The records are set out below this line. Return exactly the lines from the one containing "Read all visible content and emit it as JSON." through the last, and exclude the pictures.

- **Records that describe figures**
------------------------------------------------
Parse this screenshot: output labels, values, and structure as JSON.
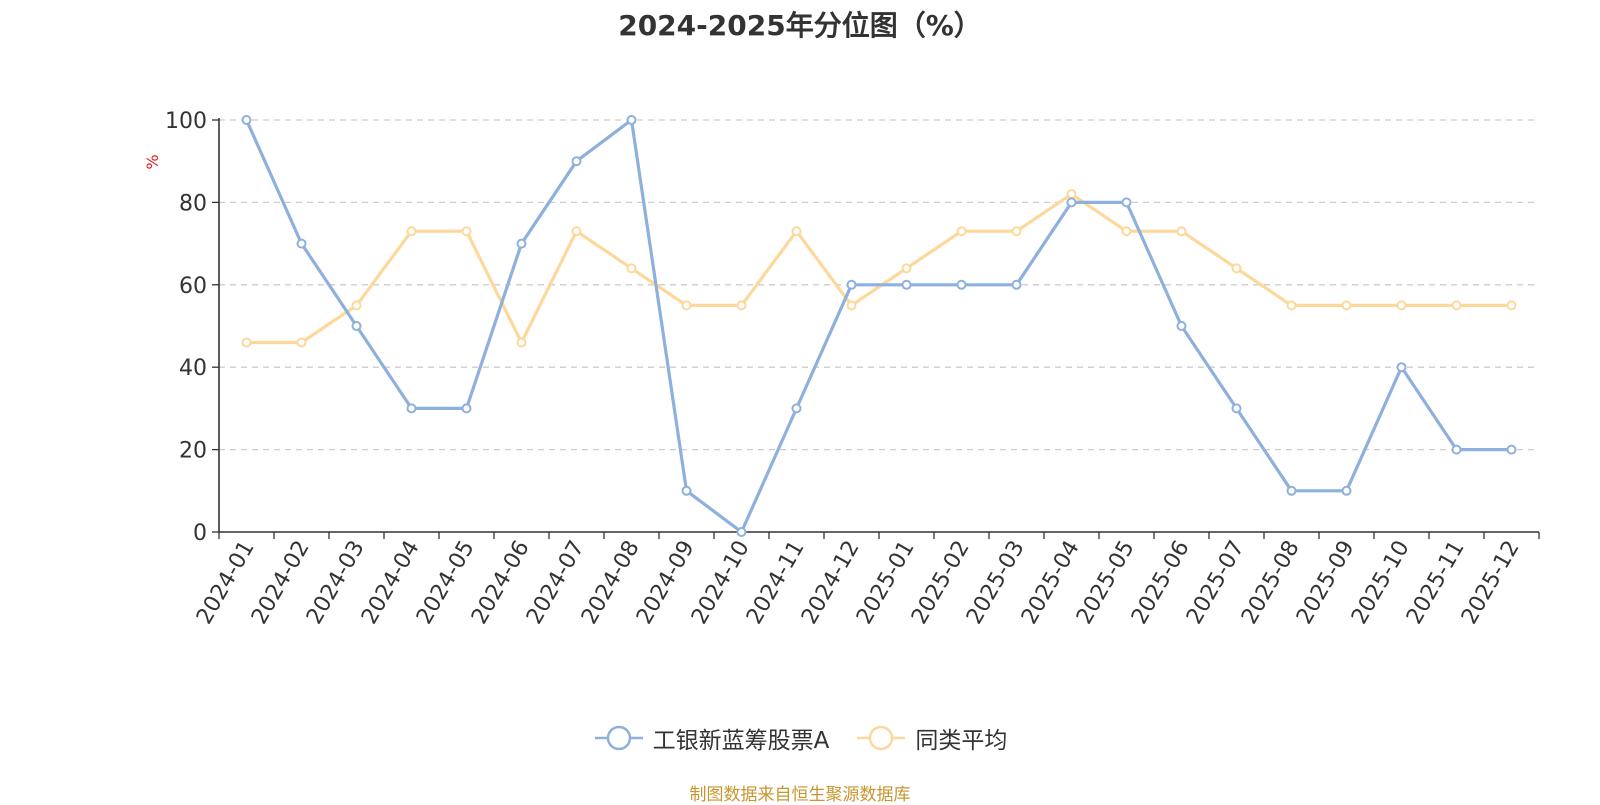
{
  "chart_data": {
    "type": "line",
    "title": "2024-2025年分位图（%）",
    "ylabel": "%",
    "ylim": [
      0,
      100
    ],
    "yticks": [
      0,
      20,
      40,
      60,
      80,
      100
    ],
    "grid": true,
    "legend_position": "bottom-center",
    "categories": [
      "2024-01",
      "2024-02",
      "2024-03",
      "2024-04",
      "2024-05",
      "2024-06",
      "2024-07",
      "2024-08",
      "2024-09",
      "2024-10",
      "2024-11",
      "2024-12",
      "2025-01",
      "2025-02",
      "2025-03",
      "2025-04",
      "2025-05",
      "2025-06",
      "2025-07",
      "2025-08",
      "2025-09",
      "2025-10",
      "2025-11",
      "2025-12"
    ],
    "series": [
      {
        "name": "工银新蓝筹股票A",
        "color": "#8eb0dc",
        "values": [
          100,
          70,
          50,
          30,
          30,
          70,
          90,
          100,
          10,
          0,
          30,
          60,
          60,
          60,
          60,
          80,
          80,
          50,
          30,
          10,
          10,
          40,
          20,
          20
        ]
      },
      {
        "name": "同类平均",
        "color": "#fcd99a",
        "values": [
          46,
          46,
          55,
          73,
          73,
          46,
          73,
          64,
          55,
          55,
          73,
          55,
          64,
          73,
          73,
          82,
          73,
          73,
          64,
          55,
          55,
          55,
          55,
          55
        ]
      }
    ]
  },
  "footer": {
    "source": "制图数据来自恒生聚源数据库"
  },
  "colors": {
    "axis": "#333333",
    "grid": "#cccccc",
    "ylabel": "#e02020",
    "source": "#c8962e"
  }
}
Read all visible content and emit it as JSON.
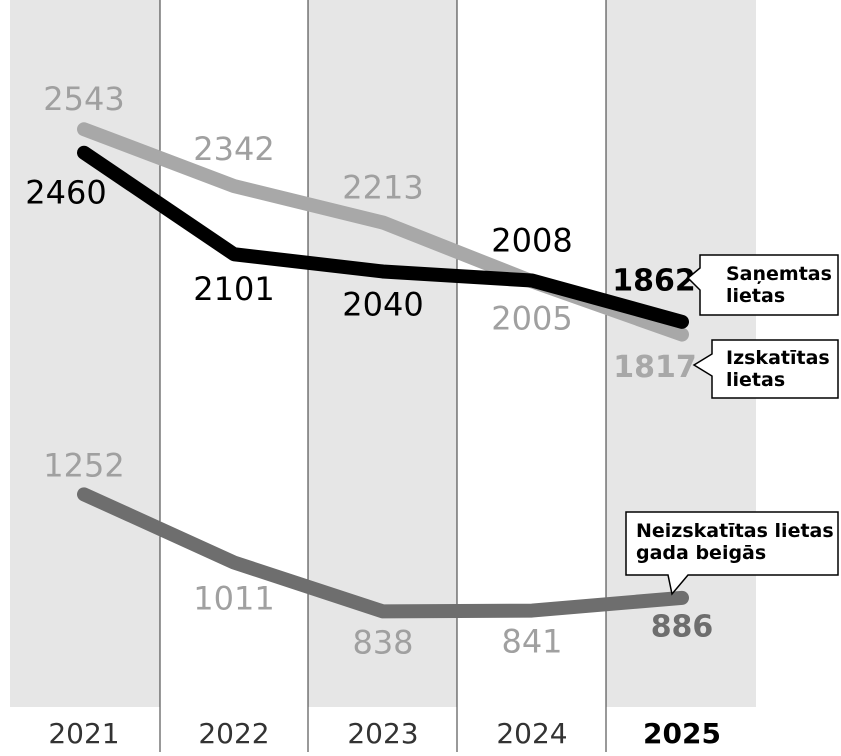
{
  "chart_data": {
    "type": "line",
    "categories": [
      "2021",
      "2022",
      "2023",
      "2024",
      "2025"
    ],
    "ylim": [
      500,
      3000
    ],
    "yticks": [
      500,
      1000,
      1500,
      2000,
      2500,
      3000
    ],
    "grid": true,
    "series": [
      {
        "name": "Neizskatītas lietas gada beigās",
        "color": "#6e6e6e",
        "values": [
          1252,
          1011,
          838,
          841,
          886
        ]
      },
      {
        "name": "Izskatītas lietas",
        "color": "#a8a8a8",
        "values": [
          2543,
          2342,
          2213,
          2005,
          1817
        ]
      },
      {
        "name": "Saņemtas lietas",
        "color": "#000000",
        "values": [
          2460,
          2101,
          2040,
          2008,
          1862
        ]
      }
    ]
  }
}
------------------------------------------------
- **Result of the exercise**
Read all visible content and emit it as JSON.
{
  "chart_data": {
    "type": "line",
    "categories": [
      "2021",
      "2022",
      "2023",
      "2024",
      "2025"
    ],
    "ylim": [
      500,
      3000
    ],
    "yticks": [
      500,
      1000,
      1500,
      2000,
      2500,
      3000
    ],
    "grid": true,
    "series": [
      {
        "name": "Neizskatītas lietas gada beigās",
        "color": "#6e6e6e",
        "values": [
          1252,
          1011,
          838,
          841,
          886
        ]
      },
      {
        "name": "Izskatītas lietas",
        "color": "#a8a8a8",
        "values": [
          2543,
          2342,
          2213,
          2005,
          1817
        ]
      },
      {
        "name": "Saņemtas lietas",
        "color": "#000000",
        "values": [
          2460,
          2101,
          2040,
          2008,
          1862
        ]
      }
    ]
  }
}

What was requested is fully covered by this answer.